Exercise task: Select the lines that contain "Electricity" and copy each of them.

The records:
»»
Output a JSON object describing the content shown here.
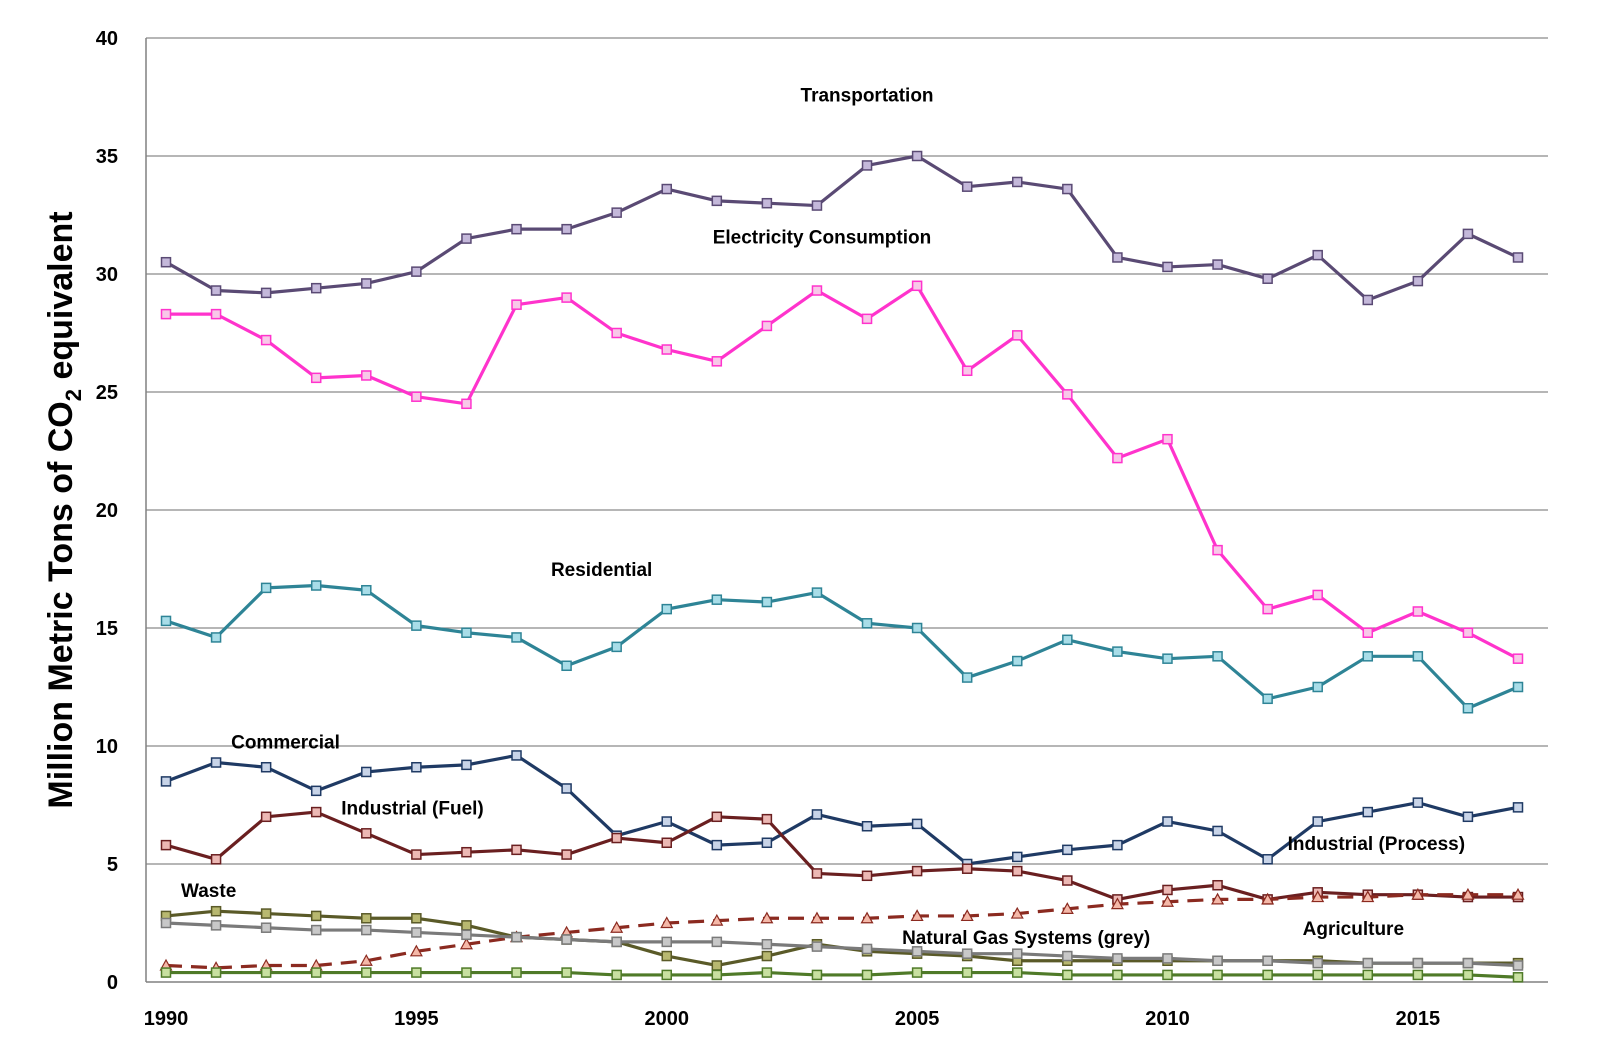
{
  "chart_data": {
    "type": "line",
    "title": "",
    "xlabel": "",
    "ylabel": "Million Metric Tons of CO2 equivalent",
    "ylabel_main": "Million Metric Tons of CO",
    "ylabel_sub": "2",
    "ylabel_tail": " equivalent",
    "xlim": [
      1990,
      2017
    ],
    "ylim": [
      0,
      40
    ],
    "grid": "horizontal",
    "x_ticks": [
      "1990",
      "1995",
      "2000",
      "2005",
      "2010",
      "2015"
    ],
    "y_ticks": [
      "0",
      "5",
      "10",
      "15",
      "20",
      "25",
      "30",
      "35",
      "40"
    ],
    "x": [
      1990,
      1991,
      1992,
      1993,
      1994,
      1995,
      1996,
      1997,
      1998,
      1999,
      2000,
      2001,
      2002,
      2003,
      2004,
      2005,
      2006,
      2007,
      2008,
      2009,
      2010,
      2011,
      2012,
      2013,
      2014,
      2015,
      2016,
      2017
    ],
    "series": [
      {
        "name": "Transportation",
        "line": "#5a4a74",
        "marker": "#c4b8da",
        "shape": "square",
        "dashed": false,
        "values": [
          30.5,
          29.3,
          29.2,
          29.4,
          29.6,
          30.1,
          31.5,
          31.9,
          31.9,
          32.6,
          33.6,
          33.1,
          33.0,
          32.9,
          34.6,
          35.0,
          33.7,
          33.9,
          33.6,
          30.7,
          30.3,
          30.4,
          29.8,
          30.8,
          28.9,
          29.7,
          31.7,
          30.7
        ]
      },
      {
        "name": "Electricity Consumption",
        "line": "#ff33cc",
        "marker": "#f8c8e8",
        "shape": "square",
        "dashed": false,
        "values": [
          28.3,
          28.3,
          27.2,
          25.6,
          25.7,
          24.8,
          24.5,
          28.7,
          29.0,
          27.5,
          26.8,
          26.3,
          27.8,
          29.3,
          28.1,
          29.5,
          25.9,
          27.4,
          24.9,
          22.2,
          23.0,
          18.3,
          15.8,
          16.4,
          14.8,
          15.7,
          14.8,
          13.7
        ]
      },
      {
        "name": "Residential",
        "line": "#2e8496",
        "marker": "#a8dde8",
        "shape": "square",
        "dashed": false,
        "values": [
          15.3,
          14.6,
          16.7,
          16.8,
          16.6,
          15.1,
          14.8,
          14.6,
          13.4,
          14.2,
          15.8,
          16.2,
          16.1,
          16.5,
          15.2,
          15.0,
          12.9,
          13.6,
          14.5,
          14.0,
          13.7,
          13.8,
          12.0,
          12.5,
          13.8,
          13.8,
          11.6,
          12.5
        ]
      },
      {
        "name": "Commercial",
        "line": "#1f3a64",
        "marker": "#c8d4e8",
        "shape": "square",
        "dashed": false,
        "values": [
          8.5,
          9.3,
          9.1,
          8.1,
          8.9,
          9.1,
          9.2,
          9.6,
          8.2,
          6.2,
          6.8,
          5.8,
          5.9,
          7.1,
          6.6,
          6.7,
          5.0,
          5.3,
          5.6,
          5.8,
          6.8,
          6.4,
          5.2,
          6.8,
          7.2,
          7.6,
          7.0,
          7.4
        ]
      },
      {
        "name": "Industrial (Fuel)",
        "line": "#6a1f20",
        "marker": "#ecb8b4",
        "shape": "square",
        "dashed": false,
        "values": [
          5.8,
          5.2,
          7.0,
          7.2,
          6.3,
          5.4,
          5.5,
          5.6,
          5.4,
          6.1,
          5.9,
          7.0,
          6.9,
          4.6,
          4.5,
          4.7,
          4.8,
          4.7,
          4.3,
          3.5,
          3.9,
          4.1,
          3.5,
          3.8,
          3.7,
          3.7,
          3.6,
          3.6
        ]
      },
      {
        "name": "Industrial (Process)",
        "line": "#8b2a20",
        "marker": "#f4b8a8",
        "shape": "triangle",
        "dashed": true,
        "values": [
          0.7,
          0.6,
          0.7,
          0.7,
          0.9,
          1.3,
          1.6,
          1.9,
          2.1,
          2.3,
          2.5,
          2.6,
          2.7,
          2.7,
          2.7,
          2.8,
          2.8,
          2.9,
          3.1,
          3.3,
          3.4,
          3.5,
          3.5,
          3.6,
          3.6,
          3.7,
          3.7,
          3.7
        ]
      },
      {
        "name": "Waste",
        "line": "#5a5a28",
        "marker": "#b8b870",
        "shape": "square",
        "dashed": false,
        "values": [
          2.8,
          3.0,
          2.9,
          2.8,
          2.7,
          2.7,
          2.4,
          1.9,
          1.8,
          1.7,
          1.1,
          0.7,
          1.1,
          1.6,
          1.3,
          1.2,
          1.1,
          0.9,
          0.9,
          0.9,
          0.9,
          0.9,
          0.9,
          0.9,
          0.8,
          0.8,
          0.8,
          0.8
        ]
      },
      {
        "name": "Natural Gas Systems (grey)",
        "line": "#7a7a7a",
        "marker": "#c8c8c8",
        "shape": "square",
        "dashed": false,
        "values": [
          2.5,
          2.4,
          2.3,
          2.2,
          2.2,
          2.1,
          2.0,
          1.9,
          1.8,
          1.7,
          1.7,
          1.7,
          1.6,
          1.5,
          1.4,
          1.3,
          1.2,
          1.2,
          1.1,
          1.0,
          1.0,
          0.9,
          0.9,
          0.8,
          0.8,
          0.8,
          0.8,
          0.7
        ]
      },
      {
        "name": "Agriculture",
        "line": "#4f7a28",
        "marker": "#c8e0a0",
        "shape": "square",
        "dashed": false,
        "values": [
          0.4,
          0.4,
          0.4,
          0.4,
          0.4,
          0.4,
          0.4,
          0.4,
          0.4,
          0.3,
          0.3,
          0.3,
          0.4,
          0.3,
          0.3,
          0.4,
          0.4,
          0.4,
          0.3,
          0.3,
          0.3,
          0.3,
          0.3,
          0.3,
          0.3,
          0.3,
          0.3,
          0.2
        ]
      }
    ],
    "annotations": [
      {
        "text": "Transportation",
        "year": 2004.0,
        "value": 37.3,
        "anchor": "middle"
      },
      {
        "text": "Electricity Consumption",
        "year": 2003.1,
        "value": 31.3,
        "anchor": "middle"
      },
      {
        "text": "Residential",
        "year": 1998.7,
        "value": 17.2,
        "anchor": "middle"
      },
      {
        "text": "Commercial",
        "year": 1991.3,
        "value": 9.9,
        "anchor": "start"
      },
      {
        "text": "Industrial (Fuel)",
        "year": 1993.5,
        "value": 7.1,
        "anchor": "start"
      },
      {
        "text": "Industrial (Process)",
        "year": 2012.4,
        "value": 5.6,
        "anchor": "start"
      },
      {
        "text": "Waste",
        "year": 1990.3,
        "value": 3.6,
        "anchor": "start"
      },
      {
        "text": "Natural Gas Systems (grey)",
        "year": 2004.7,
        "value": 1.6,
        "anchor": "start"
      },
      {
        "text": "Agriculture",
        "year": 2012.7,
        "value": 2.0,
        "anchor": "start"
      }
    ]
  }
}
««
Result for this exercise:
        "name": "Electricity Consumption",
        "text": "Electricity Consumption",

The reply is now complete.